→ **Information shown**
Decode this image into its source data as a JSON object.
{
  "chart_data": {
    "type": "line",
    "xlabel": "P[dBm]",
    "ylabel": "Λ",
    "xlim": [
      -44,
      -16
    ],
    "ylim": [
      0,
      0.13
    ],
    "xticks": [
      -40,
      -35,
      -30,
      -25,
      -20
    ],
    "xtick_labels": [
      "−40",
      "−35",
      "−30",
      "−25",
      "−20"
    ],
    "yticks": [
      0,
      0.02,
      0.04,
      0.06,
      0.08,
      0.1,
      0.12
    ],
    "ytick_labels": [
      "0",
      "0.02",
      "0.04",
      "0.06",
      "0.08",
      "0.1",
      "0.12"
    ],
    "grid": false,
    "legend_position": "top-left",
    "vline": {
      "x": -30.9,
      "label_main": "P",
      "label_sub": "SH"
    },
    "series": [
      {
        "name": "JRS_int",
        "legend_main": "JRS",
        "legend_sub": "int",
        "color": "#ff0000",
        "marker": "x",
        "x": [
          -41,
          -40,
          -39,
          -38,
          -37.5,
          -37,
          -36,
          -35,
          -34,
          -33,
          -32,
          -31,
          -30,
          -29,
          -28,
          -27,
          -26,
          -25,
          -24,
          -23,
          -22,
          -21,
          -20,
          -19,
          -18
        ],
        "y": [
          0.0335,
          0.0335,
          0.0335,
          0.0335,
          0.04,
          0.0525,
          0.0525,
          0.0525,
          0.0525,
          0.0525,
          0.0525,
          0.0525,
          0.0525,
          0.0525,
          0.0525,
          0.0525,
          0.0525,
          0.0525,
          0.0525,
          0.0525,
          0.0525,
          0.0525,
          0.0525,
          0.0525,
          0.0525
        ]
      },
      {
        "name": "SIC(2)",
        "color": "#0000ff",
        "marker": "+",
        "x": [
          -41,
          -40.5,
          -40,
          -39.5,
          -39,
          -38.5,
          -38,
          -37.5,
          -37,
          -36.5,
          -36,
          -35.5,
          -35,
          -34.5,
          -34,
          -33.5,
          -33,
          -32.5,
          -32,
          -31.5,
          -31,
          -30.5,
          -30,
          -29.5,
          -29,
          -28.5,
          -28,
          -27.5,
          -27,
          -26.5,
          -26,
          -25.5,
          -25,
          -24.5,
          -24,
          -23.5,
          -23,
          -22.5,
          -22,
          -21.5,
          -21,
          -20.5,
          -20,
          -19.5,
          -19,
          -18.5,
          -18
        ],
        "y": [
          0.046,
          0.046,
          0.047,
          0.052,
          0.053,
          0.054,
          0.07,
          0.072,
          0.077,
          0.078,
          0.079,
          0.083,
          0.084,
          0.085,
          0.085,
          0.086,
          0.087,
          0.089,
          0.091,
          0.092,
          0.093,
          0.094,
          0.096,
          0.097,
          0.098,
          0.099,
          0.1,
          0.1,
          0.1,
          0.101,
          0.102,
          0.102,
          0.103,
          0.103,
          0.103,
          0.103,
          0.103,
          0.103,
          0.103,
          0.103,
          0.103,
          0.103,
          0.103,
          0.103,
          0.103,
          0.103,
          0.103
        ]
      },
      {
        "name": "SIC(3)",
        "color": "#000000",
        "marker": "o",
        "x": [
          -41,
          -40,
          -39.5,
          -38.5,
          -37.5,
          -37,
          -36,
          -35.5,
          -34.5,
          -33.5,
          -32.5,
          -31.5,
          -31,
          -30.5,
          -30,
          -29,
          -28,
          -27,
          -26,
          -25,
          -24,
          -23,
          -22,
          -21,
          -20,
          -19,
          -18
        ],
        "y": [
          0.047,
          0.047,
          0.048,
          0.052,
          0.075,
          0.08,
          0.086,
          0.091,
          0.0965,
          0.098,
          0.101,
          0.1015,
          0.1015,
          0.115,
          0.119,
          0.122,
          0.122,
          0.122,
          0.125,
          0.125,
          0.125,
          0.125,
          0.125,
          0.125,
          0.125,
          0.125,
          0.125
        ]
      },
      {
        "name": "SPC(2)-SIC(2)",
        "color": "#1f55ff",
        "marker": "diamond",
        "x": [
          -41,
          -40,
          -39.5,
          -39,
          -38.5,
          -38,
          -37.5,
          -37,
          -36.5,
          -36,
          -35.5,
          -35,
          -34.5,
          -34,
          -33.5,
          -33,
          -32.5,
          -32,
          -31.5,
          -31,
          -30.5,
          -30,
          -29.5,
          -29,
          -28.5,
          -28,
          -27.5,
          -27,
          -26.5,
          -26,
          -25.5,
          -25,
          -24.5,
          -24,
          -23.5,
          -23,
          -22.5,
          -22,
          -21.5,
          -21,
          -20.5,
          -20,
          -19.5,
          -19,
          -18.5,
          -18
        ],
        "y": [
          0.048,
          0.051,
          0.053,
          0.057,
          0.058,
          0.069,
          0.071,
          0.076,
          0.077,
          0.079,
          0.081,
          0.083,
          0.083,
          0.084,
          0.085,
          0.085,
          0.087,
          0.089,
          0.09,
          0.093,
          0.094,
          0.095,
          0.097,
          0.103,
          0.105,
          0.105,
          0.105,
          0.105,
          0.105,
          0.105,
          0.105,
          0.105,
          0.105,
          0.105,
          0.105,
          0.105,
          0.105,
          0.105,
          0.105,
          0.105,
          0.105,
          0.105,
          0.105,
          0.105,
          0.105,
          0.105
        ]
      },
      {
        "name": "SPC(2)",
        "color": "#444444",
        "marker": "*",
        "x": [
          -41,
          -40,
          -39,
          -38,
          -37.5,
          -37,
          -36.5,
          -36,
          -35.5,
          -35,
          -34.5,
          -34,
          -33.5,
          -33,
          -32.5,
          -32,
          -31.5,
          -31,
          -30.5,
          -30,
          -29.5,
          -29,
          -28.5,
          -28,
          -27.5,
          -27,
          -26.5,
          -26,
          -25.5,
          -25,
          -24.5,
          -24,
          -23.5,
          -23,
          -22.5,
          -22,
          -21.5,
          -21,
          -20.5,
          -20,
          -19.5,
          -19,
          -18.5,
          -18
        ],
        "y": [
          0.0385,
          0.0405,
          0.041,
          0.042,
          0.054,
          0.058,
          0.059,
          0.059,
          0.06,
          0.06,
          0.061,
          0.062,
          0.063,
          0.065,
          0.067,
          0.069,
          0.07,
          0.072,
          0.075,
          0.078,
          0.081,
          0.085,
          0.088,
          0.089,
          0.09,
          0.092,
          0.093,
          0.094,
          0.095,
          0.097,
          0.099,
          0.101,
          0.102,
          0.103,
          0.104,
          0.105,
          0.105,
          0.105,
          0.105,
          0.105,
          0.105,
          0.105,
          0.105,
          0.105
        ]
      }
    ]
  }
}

→ **Stated problem**
Transcribe every line of the data, exactly as it stands.

→ **Reply**
Decode this image into its source data as a JSON object.
{
  "chart_data": {
    "type": "line",
    "xlabel": "P[dBm]",
    "ylabel": "Λ",
    "xlim": [
      -44,
      -16
    ],
    "ylim": [
      0,
      0.13
    ],
    "xticks": [
      -40,
      -35,
      -30,
      -25,
      -20
    ],
    "xtick_labels": [
      "−40",
      "−35",
      "−30",
      "−25",
      "−20"
    ],
    "yticks": [
      0,
      0.02,
      0.04,
      0.06,
      0.08,
      0.1,
      0.12
    ],
    "ytick_labels": [
      "0",
      "0.02",
      "0.04",
      "0.06",
      "0.08",
      "0.1",
      "0.12"
    ],
    "grid": false,
    "legend_position": "top-left",
    "vline": {
      "x": -30.9,
      "label_main": "P",
      "label_sub": "SH"
    },
    "series": [
      {
        "name": "JRS_int",
        "legend_main": "JRS",
        "legend_sub": "int",
        "color": "#ff0000",
        "marker": "x",
        "x": [
          -41,
          -40,
          -39,
          -38,
          -37.5,
          -37,
          -36,
          -35,
          -34,
          -33,
          -32,
          -31,
          -30,
          -29,
          -28,
          -27,
          -26,
          -25,
          -24,
          -23,
          -22,
          -21,
          -20,
          -19,
          -18
        ],
        "y": [
          0.0335,
          0.0335,
          0.0335,
          0.0335,
          0.04,
          0.0525,
          0.0525,
          0.0525,
          0.0525,
          0.0525,
          0.0525,
          0.0525,
          0.0525,
          0.0525,
          0.0525,
          0.0525,
          0.0525,
          0.0525,
          0.0525,
          0.0525,
          0.0525,
          0.0525,
          0.0525,
          0.0525,
          0.0525
        ]
      },
      {
        "name": "SIC(2)",
        "color": "#0000ff",
        "marker": "+",
        "x": [
          -41,
          -40.5,
          -40,
          -39.5,
          -39,
          -38.5,
          -38,
          -37.5,
          -37,
          -36.5,
          -36,
          -35.5,
          -35,
          -34.5,
          -34,
          -33.5,
          -33,
          -32.5,
          -32,
          -31.5,
          -31,
          -30.5,
          -30,
          -29.5,
          -29,
          -28.5,
          -28,
          -27.5,
          -27,
          -26.5,
          -26,
          -25.5,
          -25,
          -24.5,
          -24,
          -23.5,
          -23,
          -22.5,
          -22,
          -21.5,
          -21,
          -20.5,
          -20,
          -19.5,
          -19,
          -18.5,
          -18
        ],
        "y": [
          0.046,
          0.046,
          0.047,
          0.052,
          0.053,
          0.054,
          0.07,
          0.072,
          0.077,
          0.078,
          0.079,
          0.083,
          0.084,
          0.085,
          0.085,
          0.086,
          0.087,
          0.089,
          0.091,
          0.092,
          0.093,
          0.094,
          0.096,
          0.097,
          0.098,
          0.099,
          0.1,
          0.1,
          0.1,
          0.101,
          0.102,
          0.102,
          0.103,
          0.103,
          0.103,
          0.103,
          0.103,
          0.103,
          0.103,
          0.103,
          0.103,
          0.103,
          0.103,
          0.103,
          0.103,
          0.103,
          0.103
        ]
      },
      {
        "name": "SIC(3)",
        "color": "#000000",
        "marker": "o",
        "x": [
          -41,
          -40,
          -39.5,
          -38.5,
          -37.5,
          -37,
          -36,
          -35.5,
          -34.5,
          -33.5,
          -32.5,
          -31.5,
          -31,
          -30.5,
          -30,
          -29,
          -28,
          -27,
          -26,
          -25,
          -24,
          -23,
          -22,
          -21,
          -20,
          -19,
          -18
        ],
        "y": [
          0.047,
          0.047,
          0.048,
          0.052,
          0.075,
          0.08,
          0.086,
          0.091,
          0.0965,
          0.098,
          0.101,
          0.1015,
          0.1015,
          0.115,
          0.119,
          0.122,
          0.122,
          0.122,
          0.125,
          0.125,
          0.125,
          0.125,
          0.125,
          0.125,
          0.125,
          0.125,
          0.125
        ]
      },
      {
        "name": "SPC(2)-SIC(2)",
        "color": "#1f55ff",
        "marker": "diamond",
        "x": [
          -41,
          -40,
          -39.5,
          -39,
          -38.5,
          -38,
          -37.5,
          -37,
          -36.5,
          -36,
          -35.5,
          -35,
          -34.5,
          -34,
          -33.5,
          -33,
          -32.5,
          -32,
          -31.5,
          -31,
          -30.5,
          -30,
          -29.5,
          -29,
          -28.5,
          -28,
          -27.5,
          -27,
          -26.5,
          -26,
          -25.5,
          -25,
          -24.5,
          -24,
          -23.5,
          -23,
          -22.5,
          -22,
          -21.5,
          -21,
          -20.5,
          -20,
          -19.5,
          -19,
          -18.5,
          -18
        ],
        "y": [
          0.048,
          0.051,
          0.053,
          0.057,
          0.058,
          0.069,
          0.071,
          0.076,
          0.077,
          0.079,
          0.081,
          0.083,
          0.083,
          0.084,
          0.085,
          0.085,
          0.087,
          0.089,
          0.09,
          0.093,
          0.094,
          0.095,
          0.097,
          0.103,
          0.105,
          0.105,
          0.105,
          0.105,
          0.105,
          0.105,
          0.105,
          0.105,
          0.105,
          0.105,
          0.105,
          0.105,
          0.105,
          0.105,
          0.105,
          0.105,
          0.105,
          0.105,
          0.105,
          0.105,
          0.105,
          0.105
        ]
      },
      {
        "name": "SPC(2)",
        "color": "#444444",
        "marker": "*",
        "x": [
          -41,
          -40,
          -39,
          -38,
          -37.5,
          -37,
          -36.5,
          -36,
          -35.5,
          -35,
          -34.5,
          -34,
          -33.5,
          -33,
          -32.5,
          -32,
          -31.5,
          -31,
          -30.5,
          -30,
          -29.5,
          -29,
          -28.5,
          -28,
          -27.5,
          -27,
          -26.5,
          -26,
          -25.5,
          -25,
          -24.5,
          -24,
          -23.5,
          -23,
          -22.5,
          -22,
          -21.5,
          -21,
          -20.5,
          -20,
          -19.5,
          -19,
          -18.5,
          -18
        ],
        "y": [
          0.0385,
          0.0405,
          0.041,
          0.042,
          0.054,
          0.058,
          0.059,
          0.059,
          0.06,
          0.06,
          0.061,
          0.062,
          0.063,
          0.065,
          0.067,
          0.069,
          0.07,
          0.072,
          0.075,
          0.078,
          0.081,
          0.085,
          0.088,
          0.089,
          0.09,
          0.092,
          0.093,
          0.094,
          0.095,
          0.097,
          0.099,
          0.101,
          0.102,
          0.103,
          0.104,
          0.105,
          0.105,
          0.105,
          0.105,
          0.105,
          0.105,
          0.105,
          0.105,
          0.105
        ]
      }
    ]
  }
}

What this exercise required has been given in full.